Extract the lines that carry the string "Atlantic" from the listing.
____
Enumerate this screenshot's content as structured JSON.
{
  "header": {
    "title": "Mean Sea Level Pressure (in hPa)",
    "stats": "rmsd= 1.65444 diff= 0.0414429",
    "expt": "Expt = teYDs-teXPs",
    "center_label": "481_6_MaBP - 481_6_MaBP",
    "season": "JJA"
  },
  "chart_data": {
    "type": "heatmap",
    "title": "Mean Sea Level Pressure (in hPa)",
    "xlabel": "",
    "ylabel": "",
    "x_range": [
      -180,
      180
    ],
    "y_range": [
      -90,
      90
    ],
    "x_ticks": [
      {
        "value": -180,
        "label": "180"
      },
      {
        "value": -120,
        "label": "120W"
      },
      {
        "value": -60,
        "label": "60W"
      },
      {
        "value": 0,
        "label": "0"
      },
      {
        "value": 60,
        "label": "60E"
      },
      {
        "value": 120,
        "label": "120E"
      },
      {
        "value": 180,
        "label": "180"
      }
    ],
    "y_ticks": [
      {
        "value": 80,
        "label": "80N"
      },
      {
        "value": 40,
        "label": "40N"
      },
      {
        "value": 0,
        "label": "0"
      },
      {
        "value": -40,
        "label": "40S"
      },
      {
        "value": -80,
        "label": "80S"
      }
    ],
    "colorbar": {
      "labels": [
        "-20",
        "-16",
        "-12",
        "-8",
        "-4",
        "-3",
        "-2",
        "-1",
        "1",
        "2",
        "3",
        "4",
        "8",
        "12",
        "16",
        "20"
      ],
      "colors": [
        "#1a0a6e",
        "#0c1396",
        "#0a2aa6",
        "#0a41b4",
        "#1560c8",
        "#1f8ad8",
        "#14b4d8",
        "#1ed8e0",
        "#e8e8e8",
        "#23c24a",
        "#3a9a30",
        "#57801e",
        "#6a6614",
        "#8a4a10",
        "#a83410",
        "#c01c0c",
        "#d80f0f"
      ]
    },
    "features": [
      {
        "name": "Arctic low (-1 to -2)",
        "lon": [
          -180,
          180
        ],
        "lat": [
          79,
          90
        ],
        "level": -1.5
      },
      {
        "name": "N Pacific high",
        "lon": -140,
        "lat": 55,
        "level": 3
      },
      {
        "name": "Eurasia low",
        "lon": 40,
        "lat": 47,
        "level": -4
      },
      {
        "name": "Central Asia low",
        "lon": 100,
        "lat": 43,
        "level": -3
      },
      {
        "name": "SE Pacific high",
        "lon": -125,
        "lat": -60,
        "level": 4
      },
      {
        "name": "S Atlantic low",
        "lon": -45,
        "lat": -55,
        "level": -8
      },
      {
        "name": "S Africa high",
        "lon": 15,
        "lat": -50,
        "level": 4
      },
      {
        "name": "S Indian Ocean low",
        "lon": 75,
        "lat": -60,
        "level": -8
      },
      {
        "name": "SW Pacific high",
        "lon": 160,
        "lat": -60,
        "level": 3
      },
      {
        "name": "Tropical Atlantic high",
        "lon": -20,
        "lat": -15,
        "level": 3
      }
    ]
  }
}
____
RESPONSE TO THE TASK:
        "name": "S Atlantic low",
        "name": "Tropical Atlantic high",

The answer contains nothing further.